__Do this__
Count every line of the material that holds the string "在路灯迁移和更改过程中". Respond with the total only.

__Recorded data__
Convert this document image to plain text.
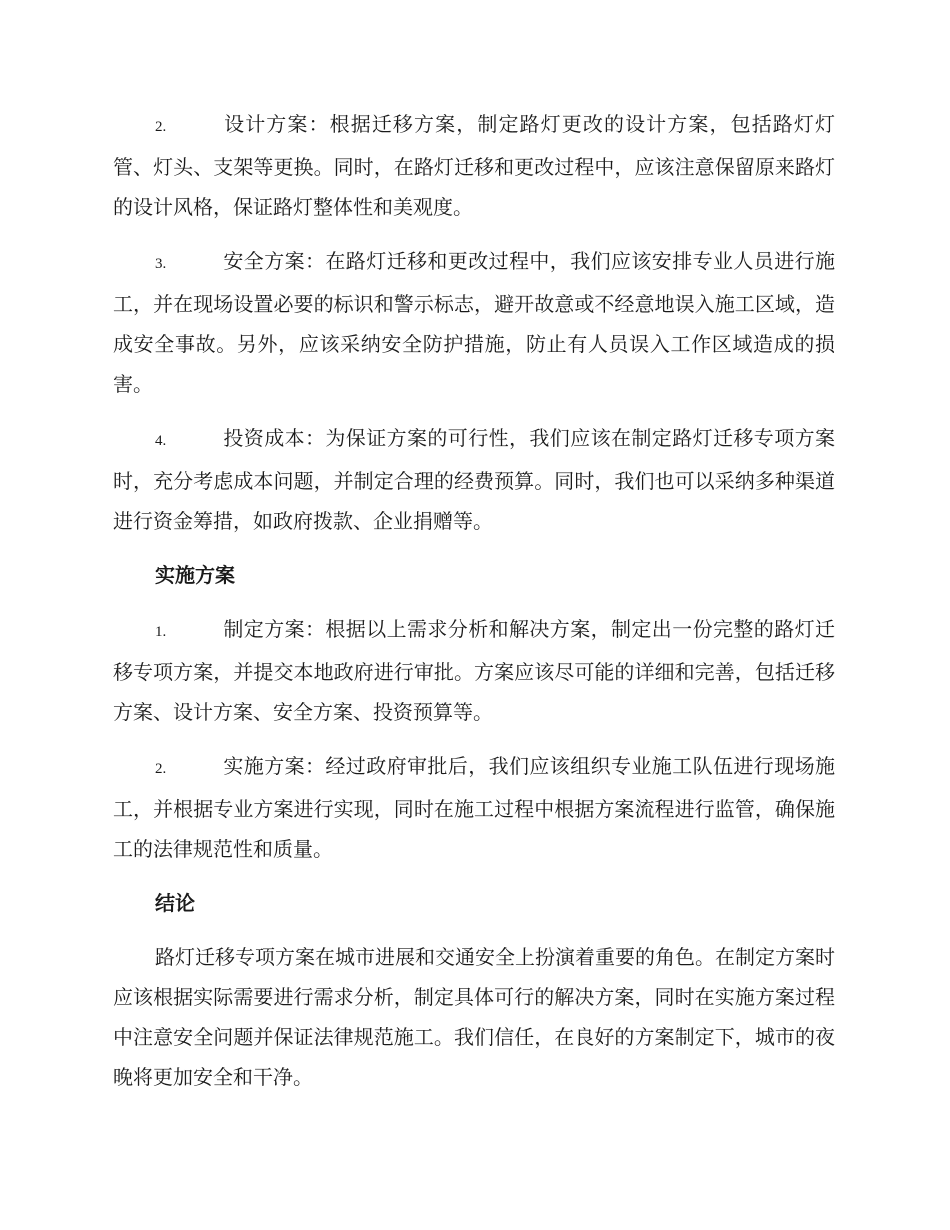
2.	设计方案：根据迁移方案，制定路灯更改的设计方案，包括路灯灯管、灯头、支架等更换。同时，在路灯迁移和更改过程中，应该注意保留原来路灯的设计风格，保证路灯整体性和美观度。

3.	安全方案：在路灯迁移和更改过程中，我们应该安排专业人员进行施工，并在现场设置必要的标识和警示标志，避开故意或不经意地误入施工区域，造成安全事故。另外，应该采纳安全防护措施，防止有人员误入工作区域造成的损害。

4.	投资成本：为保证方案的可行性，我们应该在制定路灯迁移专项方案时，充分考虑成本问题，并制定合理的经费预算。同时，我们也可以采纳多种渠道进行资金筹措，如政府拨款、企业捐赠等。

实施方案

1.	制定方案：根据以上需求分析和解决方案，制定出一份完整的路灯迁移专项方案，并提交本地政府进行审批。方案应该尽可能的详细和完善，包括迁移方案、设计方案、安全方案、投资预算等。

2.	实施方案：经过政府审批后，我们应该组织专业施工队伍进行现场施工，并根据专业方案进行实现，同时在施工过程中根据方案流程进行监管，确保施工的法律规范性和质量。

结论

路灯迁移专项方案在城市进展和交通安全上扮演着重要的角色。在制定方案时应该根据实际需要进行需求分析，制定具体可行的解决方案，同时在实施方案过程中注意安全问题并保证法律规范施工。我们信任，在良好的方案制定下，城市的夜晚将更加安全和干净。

==

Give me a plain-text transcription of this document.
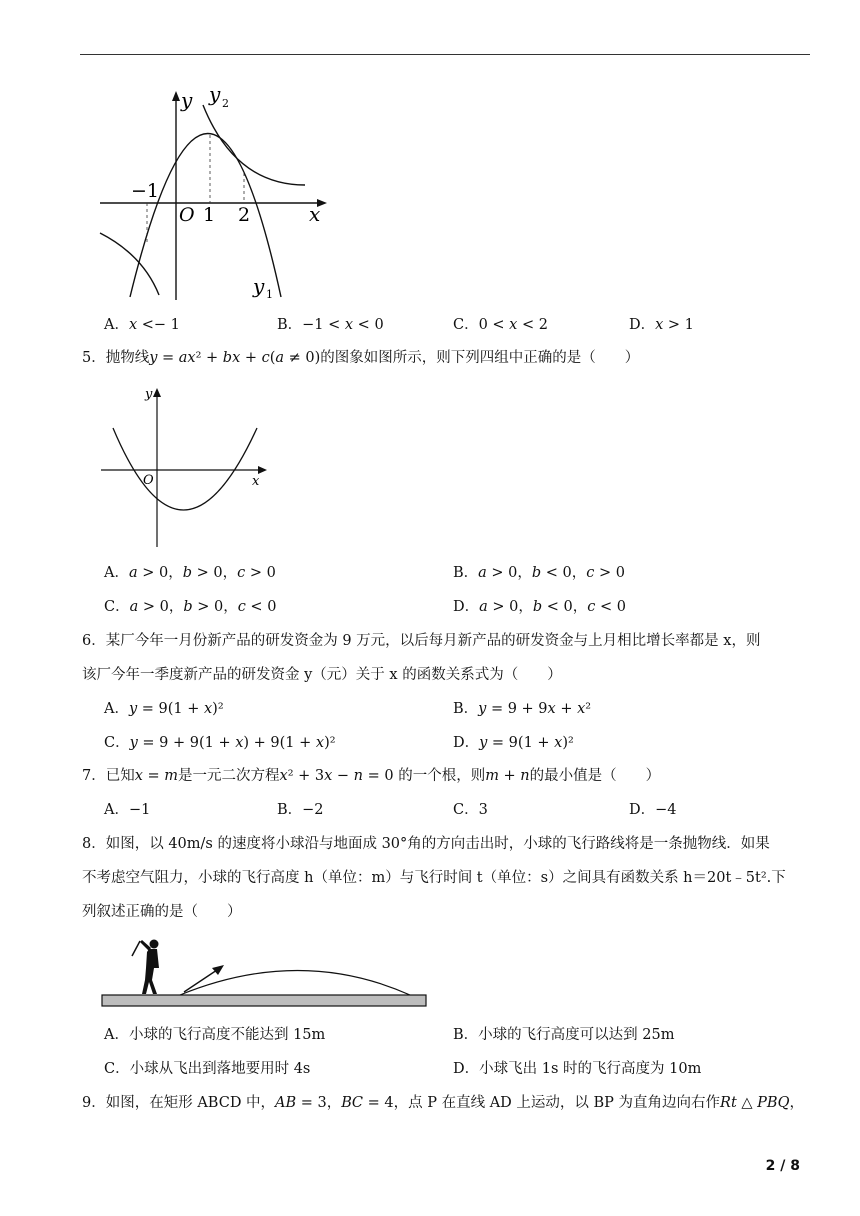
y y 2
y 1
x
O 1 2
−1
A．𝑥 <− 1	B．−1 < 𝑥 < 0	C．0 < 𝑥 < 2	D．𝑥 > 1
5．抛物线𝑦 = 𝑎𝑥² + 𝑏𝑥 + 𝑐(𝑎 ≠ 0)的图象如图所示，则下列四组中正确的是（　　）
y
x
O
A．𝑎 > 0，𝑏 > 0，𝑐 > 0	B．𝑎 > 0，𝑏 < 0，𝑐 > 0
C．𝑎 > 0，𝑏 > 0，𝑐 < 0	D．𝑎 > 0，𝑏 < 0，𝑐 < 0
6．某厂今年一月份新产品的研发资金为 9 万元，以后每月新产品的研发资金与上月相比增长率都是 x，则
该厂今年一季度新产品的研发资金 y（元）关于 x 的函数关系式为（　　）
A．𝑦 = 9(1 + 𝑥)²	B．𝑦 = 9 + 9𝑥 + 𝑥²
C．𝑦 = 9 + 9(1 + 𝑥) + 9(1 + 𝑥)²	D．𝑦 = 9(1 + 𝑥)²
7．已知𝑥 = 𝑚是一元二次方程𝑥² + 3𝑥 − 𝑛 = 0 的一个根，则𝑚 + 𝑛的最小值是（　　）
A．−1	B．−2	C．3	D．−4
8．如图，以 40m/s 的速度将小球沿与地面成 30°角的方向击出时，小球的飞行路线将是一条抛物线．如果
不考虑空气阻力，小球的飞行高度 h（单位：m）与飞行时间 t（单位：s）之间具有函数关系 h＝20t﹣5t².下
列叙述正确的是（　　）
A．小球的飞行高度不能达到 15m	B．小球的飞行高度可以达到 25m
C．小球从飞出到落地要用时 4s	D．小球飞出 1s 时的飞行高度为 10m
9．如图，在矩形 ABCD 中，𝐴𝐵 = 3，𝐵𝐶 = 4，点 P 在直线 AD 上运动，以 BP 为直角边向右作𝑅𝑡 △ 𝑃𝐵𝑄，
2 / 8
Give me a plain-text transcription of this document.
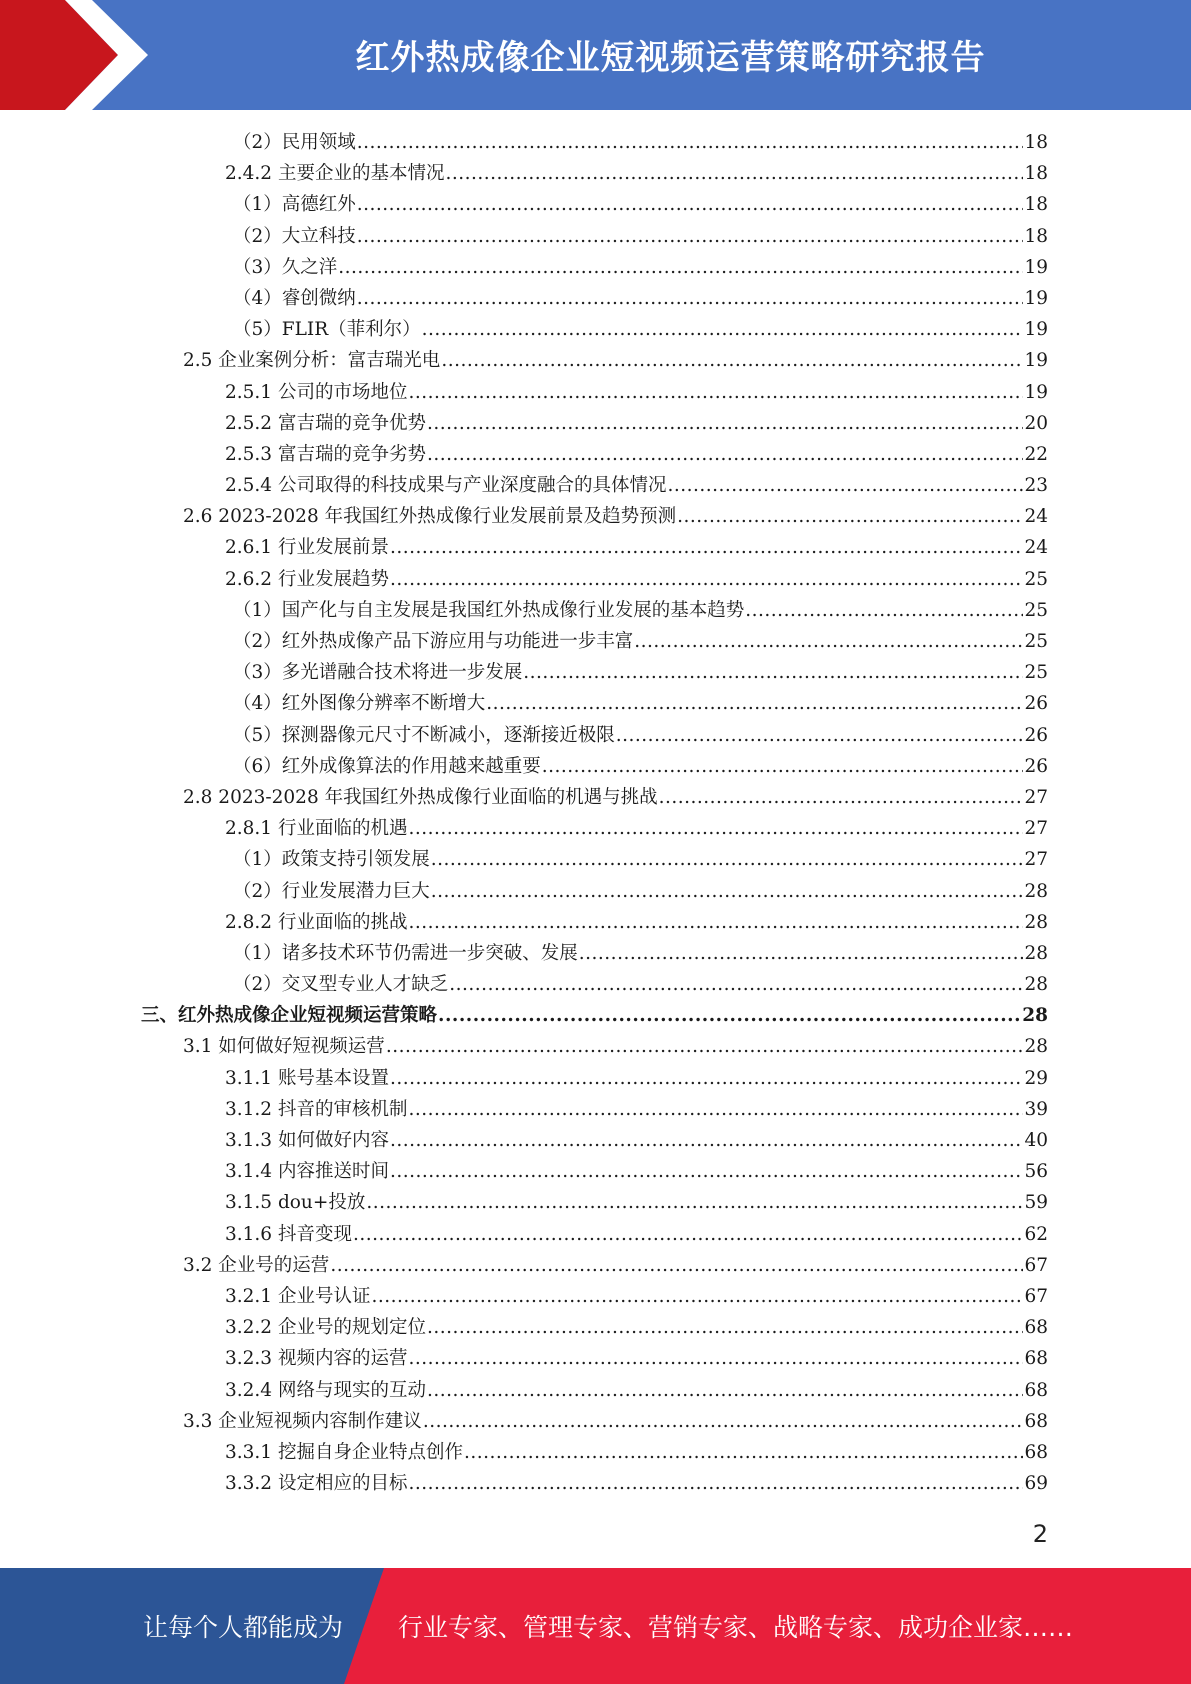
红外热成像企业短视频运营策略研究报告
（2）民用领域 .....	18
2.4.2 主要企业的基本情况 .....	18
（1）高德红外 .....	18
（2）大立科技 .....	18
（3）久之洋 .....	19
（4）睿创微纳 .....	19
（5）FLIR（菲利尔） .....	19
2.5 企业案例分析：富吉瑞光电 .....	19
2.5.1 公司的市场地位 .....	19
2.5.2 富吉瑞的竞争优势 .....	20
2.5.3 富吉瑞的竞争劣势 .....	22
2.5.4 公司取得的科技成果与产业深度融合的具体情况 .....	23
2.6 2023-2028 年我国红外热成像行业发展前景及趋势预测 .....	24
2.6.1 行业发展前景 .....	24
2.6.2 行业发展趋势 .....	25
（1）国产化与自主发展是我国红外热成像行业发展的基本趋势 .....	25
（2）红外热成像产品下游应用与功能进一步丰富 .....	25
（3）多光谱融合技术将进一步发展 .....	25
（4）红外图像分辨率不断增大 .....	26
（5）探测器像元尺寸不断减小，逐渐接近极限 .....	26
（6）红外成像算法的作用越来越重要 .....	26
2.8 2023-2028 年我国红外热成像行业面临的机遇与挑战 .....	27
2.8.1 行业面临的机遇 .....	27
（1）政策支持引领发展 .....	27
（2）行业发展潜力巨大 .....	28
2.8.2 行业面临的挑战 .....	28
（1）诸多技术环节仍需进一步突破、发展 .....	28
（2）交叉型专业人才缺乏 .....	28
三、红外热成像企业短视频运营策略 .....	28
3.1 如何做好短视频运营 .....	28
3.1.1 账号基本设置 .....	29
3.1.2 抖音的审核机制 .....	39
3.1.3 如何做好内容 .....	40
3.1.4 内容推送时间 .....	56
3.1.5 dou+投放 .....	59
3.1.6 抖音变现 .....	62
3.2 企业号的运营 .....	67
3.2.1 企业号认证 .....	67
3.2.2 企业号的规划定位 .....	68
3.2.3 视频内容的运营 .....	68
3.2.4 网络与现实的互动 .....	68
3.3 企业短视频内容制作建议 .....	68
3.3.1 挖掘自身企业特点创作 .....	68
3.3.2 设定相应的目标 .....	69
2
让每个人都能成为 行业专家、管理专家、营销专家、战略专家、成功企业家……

...

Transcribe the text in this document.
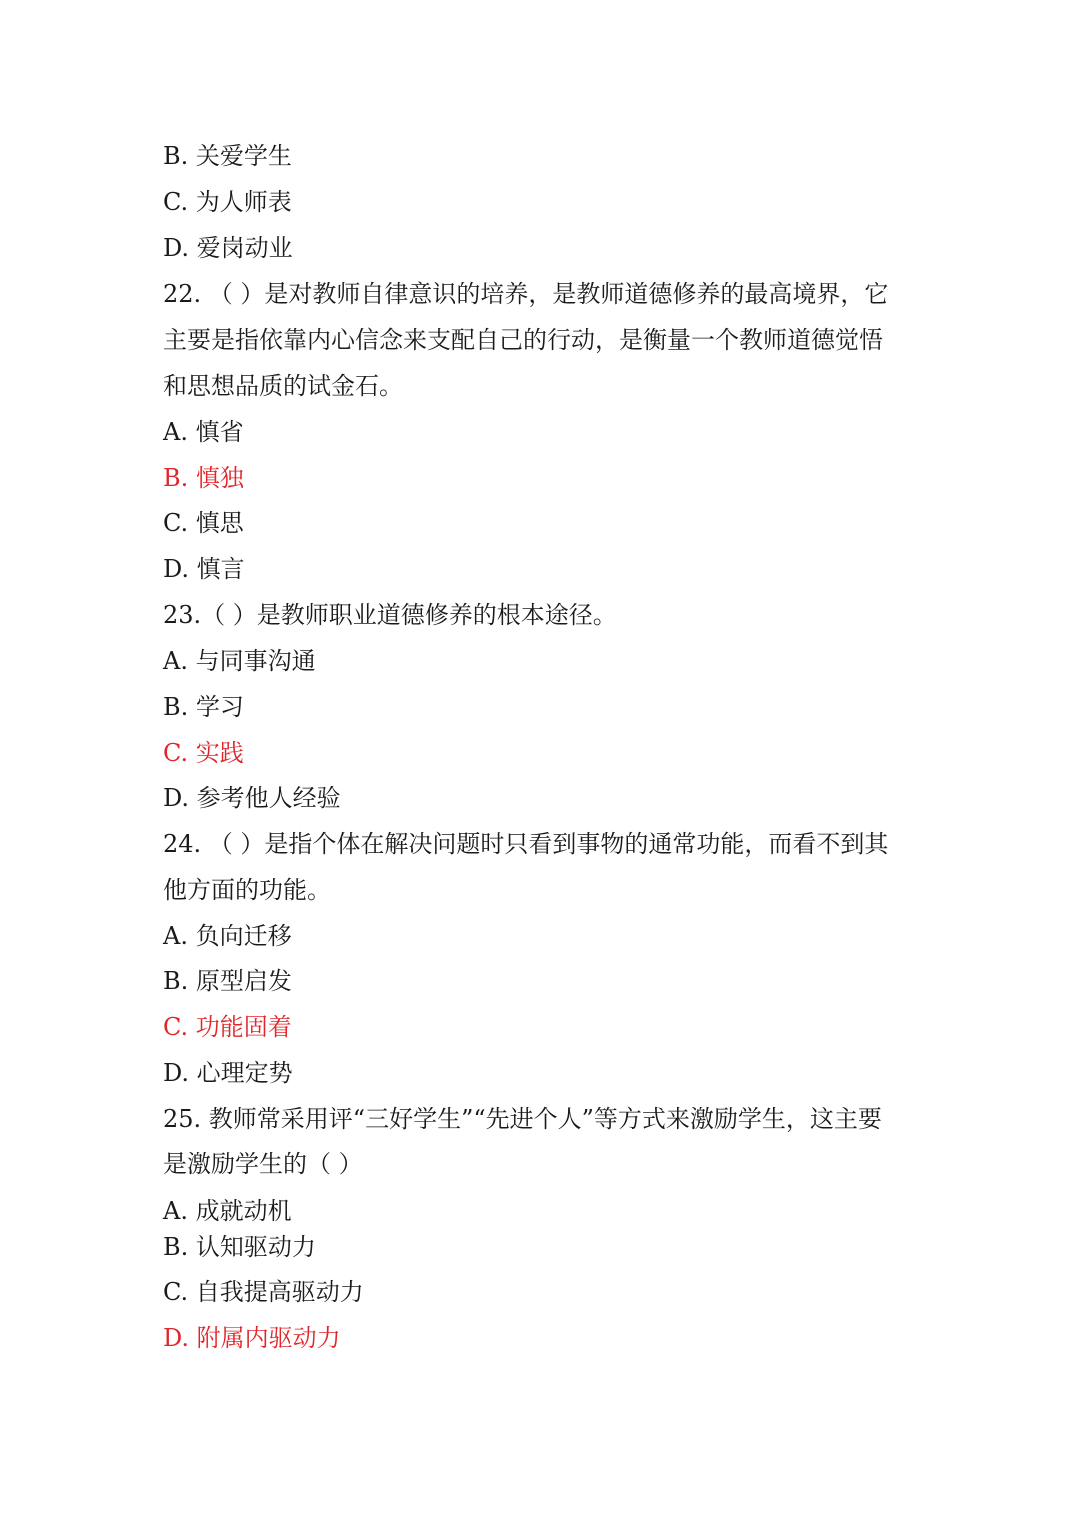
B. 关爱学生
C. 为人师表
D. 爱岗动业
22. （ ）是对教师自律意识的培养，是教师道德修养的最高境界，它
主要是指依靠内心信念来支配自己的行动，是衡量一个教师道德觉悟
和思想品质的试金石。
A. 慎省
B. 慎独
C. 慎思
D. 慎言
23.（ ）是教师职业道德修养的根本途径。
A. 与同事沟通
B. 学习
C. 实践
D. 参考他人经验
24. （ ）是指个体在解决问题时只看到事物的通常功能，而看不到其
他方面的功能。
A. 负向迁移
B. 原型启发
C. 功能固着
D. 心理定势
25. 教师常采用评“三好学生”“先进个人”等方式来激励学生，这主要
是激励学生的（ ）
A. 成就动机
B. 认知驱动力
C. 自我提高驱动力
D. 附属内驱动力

__Task response__
2